Records provided:
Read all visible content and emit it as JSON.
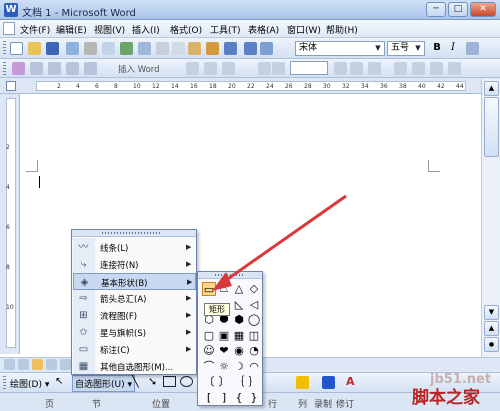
{
  "window": {
    "title": "文档 1 - Microsoft Word",
    "min_label": "─",
    "max_label": "□",
    "close_label": "✕"
  },
  "menubar": {
    "items": [
      "文件(F)",
      "编辑(E)",
      "视图(V)",
      "插入(I)",
      "格式(O)",
      "工具(T)",
      "表格(A)",
      "窗口(W)",
      "帮助(H)"
    ]
  },
  "formatting": {
    "font": "宋体",
    "size": "五号",
    "bold": "B",
    "italic": "I"
  },
  "toolbar2": {
    "insert_word": "插入 Word"
  },
  "ruler": {
    "numbers": [
      "2",
      "4",
      "6",
      "8",
      "10",
      "12",
      "14",
      "16",
      "18",
      "20",
      "22",
      "24",
      "26",
      "28",
      "30",
      "32",
      "34",
      "36",
      "38",
      "40",
      "42",
      "44"
    ]
  },
  "vruler": {
    "numbers": [
      "2",
      "4",
      "6",
      "8",
      "10"
    ]
  },
  "autoshape_menu": {
    "items": [
      {
        "label": "线条(L)",
        "icon": "lines-icon",
        "glyph": "〰",
        "has_submenu": true
      },
      {
        "label": "连接符(N)",
        "icon": "connector-icon",
        "glyph": "⤷",
        "has_submenu": true
      },
      {
        "label": "基本形状(B)",
        "icon": "basic-shapes-icon",
        "glyph": "◈",
        "has_submenu": true
      },
      {
        "label": "箭头总汇(A)",
        "icon": "block-arrows-icon",
        "glyph": "⇨",
        "has_submenu": true
      },
      {
        "label": "流程图(F)",
        "icon": "flowchart-icon",
        "glyph": "⊞",
        "has_submenu": true
      },
      {
        "label": "星与旗帜(S)",
        "icon": "stars-banners-icon",
        "glyph": "✩",
        "has_submenu": true
      },
      {
        "label": "标注(C)",
        "icon": "callouts-icon",
        "glyph": "▭",
        "has_submenu": true
      },
      {
        "label": "其他自选图形(M)...",
        "icon": "more-autoshapes-icon",
        "glyph": "▦",
        "has_submenu": false
      }
    ],
    "highlighted_index": 2,
    "submenu_arrow": "▶"
  },
  "basic_shapes": {
    "tooltip": "矩形",
    "glyphs": [
      "▭",
      "⏢",
      "△",
      "◇",
      "▱",
      "▭",
      "◺",
      "◁",
      "⬡",
      "⯃",
      "⬢",
      "◯",
      "▢",
      "▣",
      "▦",
      "◫",
      "☺",
      "❤",
      "◉",
      "◔",
      "⌒",
      "☼",
      "☽",
      "◠",
      "〔",
      "〕",
      "｛",
      "｝",
      "[",
      "]",
      "{",
      "}"
    ],
    "selected_index": 0
  },
  "drawing_toolbar": {
    "draw_label": "绘图(D) ▾",
    "autoshape_label": "自选图形(U) ▾"
  },
  "statusbar": {
    "items": [
      "页",
      "节",
      "位置",
      "行",
      "列",
      "录制",
      "修订"
    ]
  },
  "watermark": {
    "site": "jb51.net",
    "brand": "脚本之家"
  },
  "colors": {
    "accent_arrow": "#d83a3a",
    "highlight": "#c8d8f0"
  }
}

Exercise instructions:
Without the pictures, print the records in full, exactly as they appear.

Written solution:
Read all visible content and emit it as JSON.
{
  "window": {
    "title": "文档 1 - Microsoft Word",
    "min_label": "─",
    "max_label": "□",
    "close_label": "✕"
  },
  "menubar": {
    "items": [
      "文件(F)",
      "编辑(E)",
      "视图(V)",
      "插入(I)",
      "格式(O)",
      "工具(T)",
      "表格(A)",
      "窗口(W)",
      "帮助(H)"
    ]
  },
  "formatting": {
    "font": "宋体",
    "size": "五号",
    "bold": "B",
    "italic": "I"
  },
  "toolbar2": {
    "insert_word": "插入 Word"
  },
  "ruler": {
    "numbers": [
      "2",
      "4",
      "6",
      "8",
      "10",
      "12",
      "14",
      "16",
      "18",
      "20",
      "22",
      "24",
      "26",
      "28",
      "30",
      "32",
      "34",
      "36",
      "38",
      "40",
      "42",
      "44"
    ]
  },
  "vruler": {
    "numbers": [
      "2",
      "4",
      "6",
      "8",
      "10"
    ]
  },
  "autoshape_menu": {
    "items": [
      {
        "label": "线条(L)",
        "icon": "lines-icon",
        "glyph": "〰",
        "has_submenu": true
      },
      {
        "label": "连接符(N)",
        "icon": "connector-icon",
        "glyph": "⤷",
        "has_submenu": true
      },
      {
        "label": "基本形状(B)",
        "icon": "basic-shapes-icon",
        "glyph": "◈",
        "has_submenu": true
      },
      {
        "label": "箭头总汇(A)",
        "icon": "block-arrows-icon",
        "glyph": "⇨",
        "has_submenu": true
      },
      {
        "label": "流程图(F)",
        "icon": "flowchart-icon",
        "glyph": "⊞",
        "has_submenu": true
      },
      {
        "label": "星与旗帜(S)",
        "icon": "stars-banners-icon",
        "glyph": "✩",
        "has_submenu": true
      },
      {
        "label": "标注(C)",
        "icon": "callouts-icon",
        "glyph": "▭",
        "has_submenu": true
      },
      {
        "label": "其他自选图形(M)...",
        "icon": "more-autoshapes-icon",
        "glyph": "▦",
        "has_submenu": false
      }
    ],
    "highlighted_index": 2,
    "submenu_arrow": "▶"
  },
  "basic_shapes": {
    "tooltip": "矩形",
    "glyphs": [
      "▭",
      "⏢",
      "△",
      "◇",
      "▱",
      "▭",
      "◺",
      "◁",
      "⬡",
      "⯃",
      "⬢",
      "◯",
      "▢",
      "▣",
      "▦",
      "◫",
      "☺",
      "❤",
      "◉",
      "◔",
      "⌒",
      "☼",
      "☽",
      "◠",
      "〔",
      "〕",
      "｛",
      "｝",
      "[",
      "]",
      "{",
      "}"
    ],
    "selected_index": 0
  },
  "drawing_toolbar": {
    "draw_label": "绘图(D) ▾",
    "autoshape_label": "自选图形(U) ▾"
  },
  "statusbar": {
    "items": [
      "页",
      "节",
      "位置",
      "行",
      "列",
      "录制",
      "修订"
    ]
  },
  "watermark": {
    "site": "jb51.net",
    "brand": "脚本之家"
  },
  "colors": {
    "accent_arrow": "#d83a3a",
    "highlight": "#c8d8f0"
  }
}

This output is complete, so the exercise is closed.